▶ [Aim of the exercise]
Please copy all the lines that follow, word for word.

▶ [Items]
------------------------------------------------------------------------

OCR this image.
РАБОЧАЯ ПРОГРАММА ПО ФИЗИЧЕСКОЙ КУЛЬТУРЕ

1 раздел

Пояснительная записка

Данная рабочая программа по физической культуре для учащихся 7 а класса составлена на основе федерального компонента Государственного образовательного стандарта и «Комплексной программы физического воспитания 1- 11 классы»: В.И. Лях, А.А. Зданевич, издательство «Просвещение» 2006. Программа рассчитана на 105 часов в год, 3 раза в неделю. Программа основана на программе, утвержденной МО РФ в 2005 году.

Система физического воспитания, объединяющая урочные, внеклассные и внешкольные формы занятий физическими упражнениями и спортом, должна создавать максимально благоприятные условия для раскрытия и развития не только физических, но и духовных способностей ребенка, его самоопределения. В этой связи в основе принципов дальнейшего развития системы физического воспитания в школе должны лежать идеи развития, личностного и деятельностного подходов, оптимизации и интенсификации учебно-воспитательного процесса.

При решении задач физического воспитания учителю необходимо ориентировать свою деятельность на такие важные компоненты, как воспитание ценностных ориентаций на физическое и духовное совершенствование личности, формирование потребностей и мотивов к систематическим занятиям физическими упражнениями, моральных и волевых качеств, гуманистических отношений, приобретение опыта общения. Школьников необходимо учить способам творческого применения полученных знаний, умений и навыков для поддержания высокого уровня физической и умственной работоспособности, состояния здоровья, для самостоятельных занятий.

------------------------------------------------------------------------

▶ [Final result]
OCR this image.
РАБОЧАЯ ПРОГРАММА ПО ФИЗИЧЕСКОЙ КУЛЬТУРЕ

1 раздел

Пояснительная записка

Данная рабочая программа по физической культуре для учащихся 7 а класса составлена на основе федерального компонента Государственного образовательного стандарта и «Комплексной программы физического воспитания 1- 11 классы»: В.И. Лях, А.А. Зданевич, издательство «Просвещение» 2006. Программа рассчитана на 105 часов в год, 3 раза в неделю. Программа основана на программе, утвержденной МО РФ в 2005 году.

Система физического воспитания, объединяющая урочные, внеклассные и внешкольные формы занятий физическими упражнениями и спортом, должна создавать максимально благоприятные условия для раскрытия и развития не только физических, но и духовных способностей ребенка, его самоопределения. В этой связи в основе принципов дальнейшего развития системы физического воспитания в школе должны лежать идеи развития, личностного и деятельностного подходов, оптимизации и интенсификации учебно-воспитательного процесса.

При решении задач физического воспитания учителю необходимо ориентировать свою деятельность на такие важные компоненты, как воспитание ценностных ориентаций на физическое и духовное совершенствование личности, формирование потребностей и мотивов к систематическим занятиям физическими упражнениями, моральных и волевых качеств, гуманистических отношений, приобретение опыта общения. Школьников необходимо учить способам творческого применения полученных знаний, умений и навыков для поддержания высокого уровня физической и умственной работоспособности, состояния здоровья, для самостоятельных занятий.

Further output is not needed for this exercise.